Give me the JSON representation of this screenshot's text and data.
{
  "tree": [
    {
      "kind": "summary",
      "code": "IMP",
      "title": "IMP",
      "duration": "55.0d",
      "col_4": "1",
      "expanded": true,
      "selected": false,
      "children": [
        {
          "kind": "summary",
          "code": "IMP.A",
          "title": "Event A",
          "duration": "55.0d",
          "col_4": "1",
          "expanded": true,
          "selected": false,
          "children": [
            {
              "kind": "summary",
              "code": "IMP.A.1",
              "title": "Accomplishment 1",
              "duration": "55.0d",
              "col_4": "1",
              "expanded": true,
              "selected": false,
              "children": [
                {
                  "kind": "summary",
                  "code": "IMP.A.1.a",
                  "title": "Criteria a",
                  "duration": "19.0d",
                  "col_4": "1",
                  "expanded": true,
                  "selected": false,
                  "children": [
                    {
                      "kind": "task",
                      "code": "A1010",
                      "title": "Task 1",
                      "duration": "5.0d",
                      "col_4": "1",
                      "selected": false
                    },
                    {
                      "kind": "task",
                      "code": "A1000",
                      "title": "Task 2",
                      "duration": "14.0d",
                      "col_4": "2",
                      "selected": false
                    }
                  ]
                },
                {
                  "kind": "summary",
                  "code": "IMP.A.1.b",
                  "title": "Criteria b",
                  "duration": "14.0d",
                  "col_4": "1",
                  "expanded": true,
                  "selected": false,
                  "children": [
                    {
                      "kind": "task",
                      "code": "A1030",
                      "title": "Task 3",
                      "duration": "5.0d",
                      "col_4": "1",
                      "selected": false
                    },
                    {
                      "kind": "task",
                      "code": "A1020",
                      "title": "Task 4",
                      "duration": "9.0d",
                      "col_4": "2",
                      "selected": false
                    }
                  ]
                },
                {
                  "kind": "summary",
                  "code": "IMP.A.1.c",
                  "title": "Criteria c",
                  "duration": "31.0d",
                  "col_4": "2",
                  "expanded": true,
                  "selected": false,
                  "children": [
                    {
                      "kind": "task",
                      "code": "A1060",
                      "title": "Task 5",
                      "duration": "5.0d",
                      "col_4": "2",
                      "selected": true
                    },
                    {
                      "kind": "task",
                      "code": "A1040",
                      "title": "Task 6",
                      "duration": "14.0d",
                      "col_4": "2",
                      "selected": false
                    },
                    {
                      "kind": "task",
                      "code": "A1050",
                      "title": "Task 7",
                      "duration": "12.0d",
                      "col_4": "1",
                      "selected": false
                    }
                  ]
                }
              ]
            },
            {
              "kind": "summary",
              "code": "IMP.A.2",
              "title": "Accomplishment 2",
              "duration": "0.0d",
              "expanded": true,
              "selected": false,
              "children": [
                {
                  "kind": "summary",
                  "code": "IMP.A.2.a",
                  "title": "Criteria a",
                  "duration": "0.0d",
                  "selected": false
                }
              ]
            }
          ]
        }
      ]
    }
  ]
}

════════════════════

● **Exercise description**
Extract the complete set of records unchanged.

● **Expected answer**
Give me the JSON representation of this screenshot's text and data.
{
  "tree": [
    {
      "kind": "summary",
      "code": "IMP",
      "title": "IMP",
      "duration": "55.0d",
      "col_4": "1",
      "expanded": true,
      "selected": false,
      "children": [
        {
          "kind": "summary",
          "code": "IMP.A",
          "title": "Event A",
          "duration": "55.0d",
          "col_4": "1",
          "expanded": true,
          "selected": false,
          "children": [
            {
              "kind": "summary",
              "code": "IMP.A.1",
              "title": "Accomplishment 1",
              "duration": "55.0d",
              "col_4": "1",
              "expanded": true,
              "selected": false,
              "children": [
                {
                  "kind": "summary",
                  "code": "IMP.A.1.a",
                  "title": "Criteria a",
                  "duration": "19.0d",
                  "col_4": "1",
                  "expanded": true,
                  "selected": false,
                  "children": [
                    {
                      "kind": "task",
                      "code": "A1010",
                      "title": "Task 1",
                      "duration": "5.0d",
                      "col_4": "1",
                      "selected": false
                    },
                    {
                      "kind": "task",
                      "code": "A1000",
                      "title": "Task 2",
                      "duration": "14.0d",
                      "col_4": "2",
                      "selected": false
                    }
                  ]
                },
                {
                  "kind": "summary",
                  "code": "IMP.A.1.b",
                  "title": "Criteria b",
                  "duration": "14.0d",
                  "col_4": "1",
                  "expanded": true,
                  "selected": false,
                  "children": [
                    {
                      "kind": "task",
                      "code": "A1030",
                      "title": "Task 3",
                      "duration": "5.0d",
                      "col_4": "1",
                      "selected": false
                    },
                    {
                      "kind": "task",
                      "code": "A1020",
                      "title": "Task 4",
                      "duration": "9.0d",
                      "col_4": "2",
                      "selected": false
                    }
                  ]
                },
                {
                  "kind": "summary",
                  "code": "IMP.A.1.c",
                  "title": "Criteria c",
                  "duration": "31.0d",
                  "col_4": "2",
                  "expanded": true,
                  "selected": false,
                  "children": [
                    {
                      "kind": "task",
                      "code": "A1060",
                      "title": "Task 5",
                      "duration": "5.0d",
                      "col_4": "2",
                      "selected": true
                    },
                    {
                      "kind": "task",
                      "code": "A1040",
                      "title": "Task 6",
                      "duration": "14.0d",
                      "col_4": "2",
                      "selected": false
                    },
                    {
                      "kind": "task",
                      "code": "A1050",
                      "title": "Task 7",
                      "duration": "12.0d",
                      "col_4": "1",
                      "selected": false
                    }
                  ]
                }
              ]
            },
            {
              "kind": "summary",
              "code": "IMP.A.2",
              "title": "Accomplishment 2",
              "duration": "0.0d",
              "expanded": true,
              "selected": false,
              "children": [
                {
                  "kind": "summary",
                  "code": "IMP.A.2.a",
                  "title": "Criteria a",
                  "duration": "0.0d",
                  "selected": false
                }
              ]
            }
          ]
        }
      ]
    }
  ]
}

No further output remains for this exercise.